**Extract to read:**
+===+

R Programming:
The Language of Data.
R is a special tool made just for numbers, charts, and facts. If you want to understand information, R is the best helper you can get.
What Exactly is R?
The Simple Answer
Think of R as a super-powered calculator that can read giant spreadsheets and draw beautiful pictures.
Instead of clicking buttons with a mouse (like you do in Excel), you type simple commands. You tell R what to do, and it does it instantly, even if you have millions of rows of data.
-
It is 100% Free. You do not have to pay to use it. Anyone can download it right now.
-
It is Made for Data. While other languages build websites or games, R was built purely to understand numbers.
R vs. Normal Spreadsheets
| Feature | Normal Spreadsheets | R Programming |
|---|---|---|
| Data Size | Slows down with lots of rows. | Can handle millions of rows easily. |
| Repeating Work | You have to click the same buttons every week. | Write code once, press play forever. |
| Making Errors | Easy to delete a cell by mistake and not know. | Code keeps a perfect record of everything you did. |
The Heart of R: Data Frames
In R, we store information in something called a Data Frame. It looks just like a table. Every column is a type of fact. Every row is a single item. Let us look at a Data Frame of fruits.

+===+

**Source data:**
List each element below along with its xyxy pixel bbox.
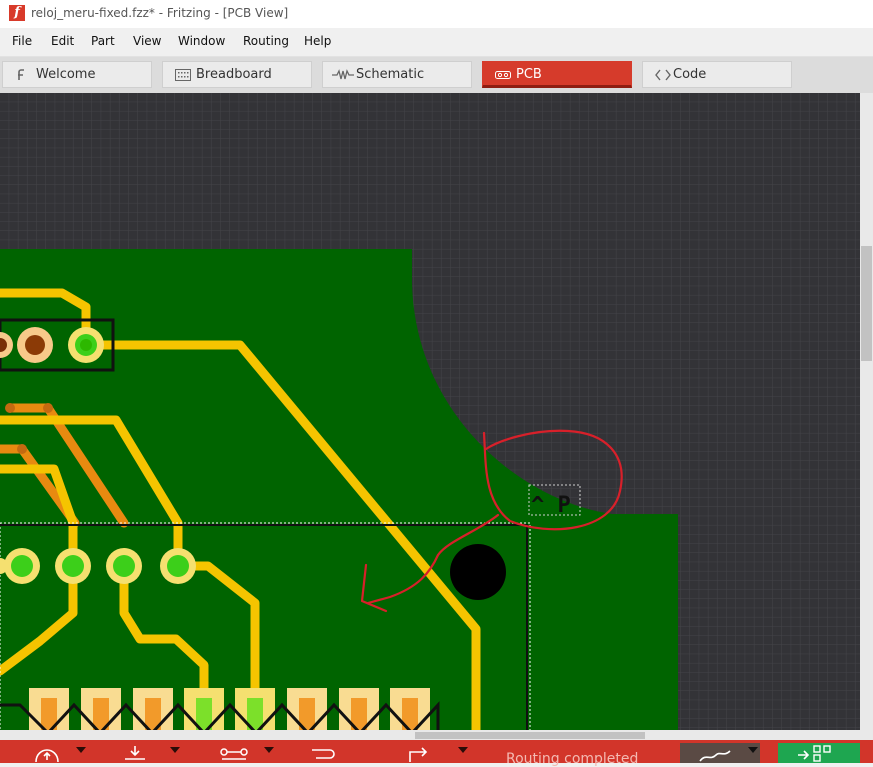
tab-pcb[interactable]: PCB — [482, 61, 632, 88]
tab-label: Breadboard — [196, 67, 272, 82]
menu-view[interactable]: View — [133, 34, 161, 48]
tab-welcome[interactable]: Welcome — [2, 61, 152, 88]
horizontal-scroll-thumb[interactable] — [415, 732, 645, 739]
breadboard-icon — [175, 69, 191, 81]
tab-code[interactable]: Code — [642, 61, 792, 88]
tab-label: Code — [673, 67, 707, 82]
fritzing-f-icon: f — [9, 5, 25, 21]
tab-label: Welcome — [36, 67, 96, 82]
share-upload-icon — [35, 749, 59, 763]
horizontal-scrollbar[interactable] — [0, 730, 860, 740]
tab-breadboard[interactable]: Breadboard — [162, 61, 312, 88]
vertical-scroll-thumb[interactable] — [861, 246, 872, 361]
route-dropdown-arrow[interactable] — [264, 747, 274, 753]
drc-button[interactable] — [404, 742, 474, 762]
route-trace-icon — [220, 748, 248, 760]
autoroute-button[interactable] — [308, 742, 368, 762]
resistor-icon — [332, 69, 354, 80]
view-layer-button[interactable] — [680, 743, 760, 763]
title-bar: f reloj_meru-fixed.fzz* - Fritzing - [PC… — [0, 0, 873, 28]
silkscreen-label[interactable]: ^ P — [531, 493, 571, 518]
share-dropdown-arrow[interactable] — [76, 747, 86, 753]
menu-part[interactable]: Part — [91, 34, 115, 48]
view-tab-bar: Welcome Breadboard Schematic PCB Code — [0, 57, 873, 93]
export-route-icon — [409, 747, 428, 762]
vertical-scrollbar[interactable] — [860, 93, 873, 740]
menu-window[interactable]: Window — [178, 34, 225, 48]
add-note-button[interactable] — [120, 742, 184, 762]
drc-dropdown-arrow[interactable] — [458, 747, 468, 753]
pcb-icon — [495, 71, 511, 79]
add-note-dropdown-arrow[interactable] — [170, 747, 180, 753]
download-arrow-icon — [125, 746, 145, 760]
window-title: reloj_meru-fixed.fzz* - Fritzing - [PCB … — [31, 6, 289, 20]
tab-label: Schematic — [356, 67, 425, 82]
tab-schematic[interactable]: Schematic — [322, 61, 472, 88]
fritzing-logo-icon — [18, 69, 24, 80]
mounting-hole — [450, 544, 506, 600]
code-brackets-icon — [655, 69, 671, 81]
menu-bar: File Edit Part View Window Routing Help — [0, 28, 873, 57]
pcb-canvas[interactable]: ^ P — [0, 93, 860, 740]
export-for-production-button[interactable] — [778, 743, 860, 763]
fabrication-export-icon — [798, 745, 831, 762]
menu-routing[interactable]: Routing — [243, 34, 289, 48]
bottom-toolbar: Routing completed — [0, 740, 873, 767]
menu-help[interactable]: Help — [304, 34, 331, 48]
pcb-layer-icon — [699, 750, 731, 762]
tab-label: PCB — [516, 67, 542, 82]
share-button[interactable] — [32, 742, 92, 763]
view-layer-dropdown-arrow[interactable] — [748, 747, 758, 753]
menu-edit[interactable]: Edit — [51, 34, 74, 48]
menu-file[interactable]: File — [12, 34, 32, 48]
route-button[interactable] — [218, 742, 280, 762]
autoroute-icon — [312, 749, 335, 759]
routing-status: Routing completed — [506, 751, 639, 767]
pcb-drawing[interactable]: ^ P — [0, 93, 860, 740]
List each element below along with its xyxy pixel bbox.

+===+

**Set problem 1:**
For the page on R programming, decide whether each statement agrees with it: (a) using R costs money, (b) in a Data Frame every row is a single item, (c) R was built mainly for making websites. Answer yes or no for each, quoting the deciding words of the page.
**Set problem 2:**
Reproduce word for word the lines of the listing, beginning with the line containing "tab-pcb[interactable]: PCB —" and continuing through the line containing "share-upload-icon — [35, 749, 59, 763]", both included.
The page on R programming has no connection to the listing.

**Finished answer 1:**
(a) No: "It is 100% Free. You do not have to pay to use it."
(b) Yes: "Every row is a single item."
(c) No: "While other languages build websites or games, R was built purely to understand numbers."

**Finished answer 2:**
tab-pcb[interactable]: PCB — [482, 61, 632, 88]
tab-label: Breadboard — [196, 67, 272, 82]
menu-view[interactable]: View — [133, 34, 161, 48]
tab-welcome[interactable]: Welcome — [2, 61, 152, 88]
horizontal-scroll-thumb[interactable] — [415, 732, 645, 739]
breadboard-icon — [175, 69, 191, 81]
tab-code[interactable]: Code — [642, 61, 792, 88]
tab-label: Code — [673, 67, 707, 82]
fritzing-f-icon: f — [9, 5, 25, 21]
tab-label: Welcome — [36, 67, 96, 82]
share-upload-icon — [35, 749, 59, 763]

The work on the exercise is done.